PROBLEM TO SOLVE => Filter the data below for the string "Rate" and copy each matching line.

[Items from a figure collection]
──────────

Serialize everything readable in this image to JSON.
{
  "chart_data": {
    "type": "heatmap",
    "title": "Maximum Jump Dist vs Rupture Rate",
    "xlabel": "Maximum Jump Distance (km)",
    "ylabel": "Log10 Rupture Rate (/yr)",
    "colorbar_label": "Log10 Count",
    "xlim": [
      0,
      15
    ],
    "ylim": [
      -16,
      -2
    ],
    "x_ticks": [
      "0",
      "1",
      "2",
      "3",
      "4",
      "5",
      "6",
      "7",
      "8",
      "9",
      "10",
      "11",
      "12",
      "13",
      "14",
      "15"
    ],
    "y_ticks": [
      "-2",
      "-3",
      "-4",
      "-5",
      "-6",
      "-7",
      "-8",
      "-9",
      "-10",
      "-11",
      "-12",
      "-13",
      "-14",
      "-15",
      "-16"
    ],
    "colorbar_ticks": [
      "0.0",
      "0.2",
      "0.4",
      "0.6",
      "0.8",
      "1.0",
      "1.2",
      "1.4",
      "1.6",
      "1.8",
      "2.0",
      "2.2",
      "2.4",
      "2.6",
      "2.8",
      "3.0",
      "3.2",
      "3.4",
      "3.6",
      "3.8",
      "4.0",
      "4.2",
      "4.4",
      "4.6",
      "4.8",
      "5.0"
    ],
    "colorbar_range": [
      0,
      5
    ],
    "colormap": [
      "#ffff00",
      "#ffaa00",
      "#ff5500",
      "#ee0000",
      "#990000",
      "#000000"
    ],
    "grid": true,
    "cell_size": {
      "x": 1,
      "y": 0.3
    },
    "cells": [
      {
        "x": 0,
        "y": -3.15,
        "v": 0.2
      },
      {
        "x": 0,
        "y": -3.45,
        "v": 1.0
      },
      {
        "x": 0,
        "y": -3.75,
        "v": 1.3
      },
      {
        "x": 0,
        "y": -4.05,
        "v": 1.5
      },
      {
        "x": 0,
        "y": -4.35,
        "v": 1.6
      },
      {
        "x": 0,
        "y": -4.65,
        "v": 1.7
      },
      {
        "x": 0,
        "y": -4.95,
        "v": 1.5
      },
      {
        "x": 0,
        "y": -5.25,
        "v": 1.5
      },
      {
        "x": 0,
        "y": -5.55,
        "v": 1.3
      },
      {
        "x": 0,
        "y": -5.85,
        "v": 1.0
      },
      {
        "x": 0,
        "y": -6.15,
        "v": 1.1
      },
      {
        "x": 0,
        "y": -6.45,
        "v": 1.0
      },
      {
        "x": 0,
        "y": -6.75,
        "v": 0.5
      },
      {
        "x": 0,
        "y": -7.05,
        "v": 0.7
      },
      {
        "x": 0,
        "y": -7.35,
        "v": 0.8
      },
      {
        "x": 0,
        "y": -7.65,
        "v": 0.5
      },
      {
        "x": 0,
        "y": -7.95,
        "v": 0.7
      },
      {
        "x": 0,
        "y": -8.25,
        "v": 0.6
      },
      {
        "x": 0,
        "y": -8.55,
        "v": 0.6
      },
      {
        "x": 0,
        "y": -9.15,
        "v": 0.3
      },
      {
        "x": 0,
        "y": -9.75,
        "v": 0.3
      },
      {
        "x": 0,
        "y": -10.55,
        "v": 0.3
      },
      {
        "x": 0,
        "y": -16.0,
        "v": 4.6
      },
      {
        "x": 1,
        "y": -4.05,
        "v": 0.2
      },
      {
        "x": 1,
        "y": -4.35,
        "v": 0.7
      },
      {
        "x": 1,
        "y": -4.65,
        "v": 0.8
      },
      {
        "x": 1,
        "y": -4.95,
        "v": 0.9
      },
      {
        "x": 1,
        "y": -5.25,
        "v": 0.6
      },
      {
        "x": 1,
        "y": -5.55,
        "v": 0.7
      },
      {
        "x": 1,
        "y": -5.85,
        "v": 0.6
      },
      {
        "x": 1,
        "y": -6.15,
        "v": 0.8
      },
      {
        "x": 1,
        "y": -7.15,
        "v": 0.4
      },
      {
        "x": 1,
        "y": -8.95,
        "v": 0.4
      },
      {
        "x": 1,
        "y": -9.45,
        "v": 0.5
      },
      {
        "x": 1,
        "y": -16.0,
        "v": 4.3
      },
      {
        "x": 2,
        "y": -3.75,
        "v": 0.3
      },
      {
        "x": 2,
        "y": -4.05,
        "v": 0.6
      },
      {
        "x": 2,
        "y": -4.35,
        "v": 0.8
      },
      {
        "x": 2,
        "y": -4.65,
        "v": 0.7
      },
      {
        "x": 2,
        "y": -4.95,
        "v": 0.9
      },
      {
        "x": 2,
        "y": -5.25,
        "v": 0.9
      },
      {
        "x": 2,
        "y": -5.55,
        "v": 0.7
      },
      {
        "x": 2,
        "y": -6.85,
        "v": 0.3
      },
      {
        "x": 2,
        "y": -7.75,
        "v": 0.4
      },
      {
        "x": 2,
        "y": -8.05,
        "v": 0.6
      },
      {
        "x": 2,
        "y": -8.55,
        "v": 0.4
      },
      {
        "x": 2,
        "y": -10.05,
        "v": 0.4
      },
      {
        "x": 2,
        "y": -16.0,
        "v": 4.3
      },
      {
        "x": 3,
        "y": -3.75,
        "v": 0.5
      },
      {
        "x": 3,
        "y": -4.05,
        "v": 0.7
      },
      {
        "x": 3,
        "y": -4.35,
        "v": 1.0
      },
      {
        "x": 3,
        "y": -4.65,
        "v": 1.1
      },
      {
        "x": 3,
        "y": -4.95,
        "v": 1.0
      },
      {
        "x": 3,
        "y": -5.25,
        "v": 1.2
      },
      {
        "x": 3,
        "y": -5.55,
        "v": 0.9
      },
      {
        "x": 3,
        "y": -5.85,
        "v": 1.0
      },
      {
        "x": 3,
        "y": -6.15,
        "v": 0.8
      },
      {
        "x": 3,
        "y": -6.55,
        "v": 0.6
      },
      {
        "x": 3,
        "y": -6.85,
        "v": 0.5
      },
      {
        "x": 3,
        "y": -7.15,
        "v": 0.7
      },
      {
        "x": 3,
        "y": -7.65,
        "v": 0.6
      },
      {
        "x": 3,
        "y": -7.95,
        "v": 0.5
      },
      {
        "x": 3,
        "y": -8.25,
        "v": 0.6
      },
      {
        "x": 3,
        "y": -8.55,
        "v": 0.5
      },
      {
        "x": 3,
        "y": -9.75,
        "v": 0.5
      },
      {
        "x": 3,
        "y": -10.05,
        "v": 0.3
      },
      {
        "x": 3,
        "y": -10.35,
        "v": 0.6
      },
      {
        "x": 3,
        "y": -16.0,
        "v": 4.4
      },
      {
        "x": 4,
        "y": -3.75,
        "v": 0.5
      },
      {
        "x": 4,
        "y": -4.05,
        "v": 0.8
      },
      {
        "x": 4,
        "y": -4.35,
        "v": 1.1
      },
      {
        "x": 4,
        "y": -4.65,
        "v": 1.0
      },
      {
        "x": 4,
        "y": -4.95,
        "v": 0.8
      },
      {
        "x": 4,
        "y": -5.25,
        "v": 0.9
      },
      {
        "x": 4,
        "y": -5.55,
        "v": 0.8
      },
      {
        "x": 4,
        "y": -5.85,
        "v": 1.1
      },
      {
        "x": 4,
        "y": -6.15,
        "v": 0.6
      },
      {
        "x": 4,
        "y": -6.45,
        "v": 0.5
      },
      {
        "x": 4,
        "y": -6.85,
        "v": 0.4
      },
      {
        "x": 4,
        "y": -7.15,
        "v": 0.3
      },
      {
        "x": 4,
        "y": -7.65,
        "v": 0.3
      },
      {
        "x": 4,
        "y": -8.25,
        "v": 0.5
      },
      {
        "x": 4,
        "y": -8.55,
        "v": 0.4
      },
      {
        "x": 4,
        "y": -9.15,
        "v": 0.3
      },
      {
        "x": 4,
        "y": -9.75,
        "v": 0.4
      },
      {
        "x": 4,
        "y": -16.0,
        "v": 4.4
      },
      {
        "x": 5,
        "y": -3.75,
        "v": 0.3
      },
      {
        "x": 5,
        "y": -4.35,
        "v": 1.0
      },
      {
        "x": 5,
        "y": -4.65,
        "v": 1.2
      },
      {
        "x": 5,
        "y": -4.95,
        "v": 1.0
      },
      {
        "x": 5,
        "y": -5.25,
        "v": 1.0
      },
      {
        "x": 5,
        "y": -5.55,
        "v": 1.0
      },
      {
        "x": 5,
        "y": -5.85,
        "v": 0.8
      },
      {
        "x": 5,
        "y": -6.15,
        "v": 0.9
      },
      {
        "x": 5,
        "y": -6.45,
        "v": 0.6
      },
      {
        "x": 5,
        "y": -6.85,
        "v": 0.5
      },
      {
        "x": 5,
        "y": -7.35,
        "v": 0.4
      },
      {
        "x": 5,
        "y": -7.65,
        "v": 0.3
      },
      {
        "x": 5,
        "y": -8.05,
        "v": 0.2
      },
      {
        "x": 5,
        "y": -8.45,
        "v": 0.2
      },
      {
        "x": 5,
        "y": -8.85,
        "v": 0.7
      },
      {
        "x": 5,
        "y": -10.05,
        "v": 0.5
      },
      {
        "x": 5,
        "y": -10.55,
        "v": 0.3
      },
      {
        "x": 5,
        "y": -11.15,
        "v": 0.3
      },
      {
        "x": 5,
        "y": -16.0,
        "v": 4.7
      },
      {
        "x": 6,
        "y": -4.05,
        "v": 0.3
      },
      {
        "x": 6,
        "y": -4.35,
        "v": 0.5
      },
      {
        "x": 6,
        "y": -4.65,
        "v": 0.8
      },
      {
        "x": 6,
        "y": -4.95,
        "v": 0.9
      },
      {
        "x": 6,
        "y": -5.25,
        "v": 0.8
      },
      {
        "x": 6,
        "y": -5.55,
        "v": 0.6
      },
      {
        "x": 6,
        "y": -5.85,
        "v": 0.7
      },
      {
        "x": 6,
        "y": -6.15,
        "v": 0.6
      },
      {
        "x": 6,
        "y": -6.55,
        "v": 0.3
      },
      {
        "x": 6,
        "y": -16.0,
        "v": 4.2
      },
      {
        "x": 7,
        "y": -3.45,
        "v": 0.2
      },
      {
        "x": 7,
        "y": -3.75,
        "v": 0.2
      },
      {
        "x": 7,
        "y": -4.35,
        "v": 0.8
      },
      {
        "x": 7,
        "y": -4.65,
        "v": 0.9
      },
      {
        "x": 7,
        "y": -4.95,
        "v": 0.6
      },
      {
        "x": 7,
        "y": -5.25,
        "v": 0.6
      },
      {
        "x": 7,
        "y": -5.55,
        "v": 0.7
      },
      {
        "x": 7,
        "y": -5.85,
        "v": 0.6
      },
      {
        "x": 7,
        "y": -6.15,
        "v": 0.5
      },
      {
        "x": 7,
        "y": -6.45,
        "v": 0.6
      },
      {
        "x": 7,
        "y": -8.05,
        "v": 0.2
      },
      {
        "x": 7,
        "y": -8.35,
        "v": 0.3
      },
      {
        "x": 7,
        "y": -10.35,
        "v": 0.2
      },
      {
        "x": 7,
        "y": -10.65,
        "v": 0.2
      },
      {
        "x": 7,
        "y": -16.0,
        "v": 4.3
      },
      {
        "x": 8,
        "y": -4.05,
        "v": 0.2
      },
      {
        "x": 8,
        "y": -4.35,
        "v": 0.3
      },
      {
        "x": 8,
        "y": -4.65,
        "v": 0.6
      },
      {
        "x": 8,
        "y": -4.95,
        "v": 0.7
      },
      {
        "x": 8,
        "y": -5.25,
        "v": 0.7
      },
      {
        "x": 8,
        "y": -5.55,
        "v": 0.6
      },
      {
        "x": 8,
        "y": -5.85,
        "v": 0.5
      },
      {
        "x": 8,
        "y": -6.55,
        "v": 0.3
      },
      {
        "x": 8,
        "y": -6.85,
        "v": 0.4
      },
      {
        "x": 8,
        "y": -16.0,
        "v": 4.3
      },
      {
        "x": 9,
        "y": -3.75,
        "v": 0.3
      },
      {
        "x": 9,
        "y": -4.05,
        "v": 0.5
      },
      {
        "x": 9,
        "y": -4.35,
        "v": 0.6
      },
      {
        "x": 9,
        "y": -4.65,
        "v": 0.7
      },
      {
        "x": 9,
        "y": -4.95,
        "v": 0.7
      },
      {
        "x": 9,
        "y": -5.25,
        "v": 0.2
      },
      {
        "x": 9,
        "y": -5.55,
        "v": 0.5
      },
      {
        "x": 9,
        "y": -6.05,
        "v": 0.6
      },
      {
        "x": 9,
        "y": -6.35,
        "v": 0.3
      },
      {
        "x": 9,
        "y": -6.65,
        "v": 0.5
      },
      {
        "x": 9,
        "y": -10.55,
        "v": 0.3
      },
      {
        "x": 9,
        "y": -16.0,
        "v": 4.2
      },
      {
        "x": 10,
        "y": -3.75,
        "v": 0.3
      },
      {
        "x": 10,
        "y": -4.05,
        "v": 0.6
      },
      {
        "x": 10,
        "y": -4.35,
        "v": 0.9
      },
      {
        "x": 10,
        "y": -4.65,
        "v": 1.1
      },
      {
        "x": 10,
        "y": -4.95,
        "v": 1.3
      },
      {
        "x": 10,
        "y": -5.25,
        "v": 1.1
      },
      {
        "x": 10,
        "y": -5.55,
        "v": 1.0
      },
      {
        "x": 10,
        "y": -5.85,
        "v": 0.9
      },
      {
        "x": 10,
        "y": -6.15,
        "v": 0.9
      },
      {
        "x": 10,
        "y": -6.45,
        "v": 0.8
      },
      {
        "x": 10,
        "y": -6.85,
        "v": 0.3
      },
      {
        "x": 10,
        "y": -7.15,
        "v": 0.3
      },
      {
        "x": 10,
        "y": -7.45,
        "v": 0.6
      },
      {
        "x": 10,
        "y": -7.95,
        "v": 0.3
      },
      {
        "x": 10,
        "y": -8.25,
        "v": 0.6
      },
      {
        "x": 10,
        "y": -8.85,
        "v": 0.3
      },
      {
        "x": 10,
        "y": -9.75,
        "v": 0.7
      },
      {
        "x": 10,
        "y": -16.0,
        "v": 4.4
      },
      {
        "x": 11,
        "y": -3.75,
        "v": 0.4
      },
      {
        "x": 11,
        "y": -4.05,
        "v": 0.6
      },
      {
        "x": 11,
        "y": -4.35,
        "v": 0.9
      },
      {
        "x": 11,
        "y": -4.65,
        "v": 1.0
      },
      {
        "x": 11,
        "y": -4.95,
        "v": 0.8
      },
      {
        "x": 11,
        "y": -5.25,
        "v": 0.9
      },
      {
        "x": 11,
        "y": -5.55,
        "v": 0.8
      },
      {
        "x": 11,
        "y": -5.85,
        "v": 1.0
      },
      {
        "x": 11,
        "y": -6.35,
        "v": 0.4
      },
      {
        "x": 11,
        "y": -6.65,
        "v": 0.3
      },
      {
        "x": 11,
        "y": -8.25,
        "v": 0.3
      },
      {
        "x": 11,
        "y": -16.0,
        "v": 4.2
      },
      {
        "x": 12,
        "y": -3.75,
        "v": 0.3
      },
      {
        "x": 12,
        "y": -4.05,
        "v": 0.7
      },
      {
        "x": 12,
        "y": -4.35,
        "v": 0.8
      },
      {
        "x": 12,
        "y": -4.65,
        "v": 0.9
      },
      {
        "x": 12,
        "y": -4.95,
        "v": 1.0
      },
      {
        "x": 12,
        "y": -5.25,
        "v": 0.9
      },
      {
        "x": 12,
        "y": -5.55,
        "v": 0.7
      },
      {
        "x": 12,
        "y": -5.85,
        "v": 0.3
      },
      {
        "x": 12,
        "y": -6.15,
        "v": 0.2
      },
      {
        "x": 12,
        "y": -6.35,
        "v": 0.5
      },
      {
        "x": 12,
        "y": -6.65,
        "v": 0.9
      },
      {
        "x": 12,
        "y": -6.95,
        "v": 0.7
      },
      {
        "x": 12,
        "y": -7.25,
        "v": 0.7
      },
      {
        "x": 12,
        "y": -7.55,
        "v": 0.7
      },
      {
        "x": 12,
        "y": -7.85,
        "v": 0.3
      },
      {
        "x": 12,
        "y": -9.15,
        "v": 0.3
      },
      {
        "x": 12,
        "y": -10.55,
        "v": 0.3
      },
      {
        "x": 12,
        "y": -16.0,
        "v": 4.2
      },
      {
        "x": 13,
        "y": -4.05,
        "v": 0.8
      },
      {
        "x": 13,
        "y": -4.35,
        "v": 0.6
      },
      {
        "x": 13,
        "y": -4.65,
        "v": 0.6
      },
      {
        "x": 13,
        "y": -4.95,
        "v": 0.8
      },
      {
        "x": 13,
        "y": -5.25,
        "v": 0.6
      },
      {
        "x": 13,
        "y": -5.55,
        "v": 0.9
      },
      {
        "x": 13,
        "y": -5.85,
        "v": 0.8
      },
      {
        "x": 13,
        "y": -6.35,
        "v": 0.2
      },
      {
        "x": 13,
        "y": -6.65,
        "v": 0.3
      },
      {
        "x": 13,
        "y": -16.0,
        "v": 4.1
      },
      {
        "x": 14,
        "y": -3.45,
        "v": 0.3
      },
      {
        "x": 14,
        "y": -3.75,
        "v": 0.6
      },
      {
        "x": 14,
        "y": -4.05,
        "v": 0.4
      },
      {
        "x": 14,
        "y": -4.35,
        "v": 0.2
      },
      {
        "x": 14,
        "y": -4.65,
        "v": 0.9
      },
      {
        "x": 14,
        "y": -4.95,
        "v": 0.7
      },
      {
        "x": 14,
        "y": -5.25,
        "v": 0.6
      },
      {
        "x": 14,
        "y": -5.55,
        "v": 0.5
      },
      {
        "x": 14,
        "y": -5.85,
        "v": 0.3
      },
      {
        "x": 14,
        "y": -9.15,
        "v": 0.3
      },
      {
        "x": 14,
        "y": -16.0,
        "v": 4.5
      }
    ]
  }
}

──────────

RESPONSE TO THIS TASK =>
    "title": "Maximum Jump Dist vs Rupture Rate",
    "ylabel": "Log10 Rupture Rate (/yr)",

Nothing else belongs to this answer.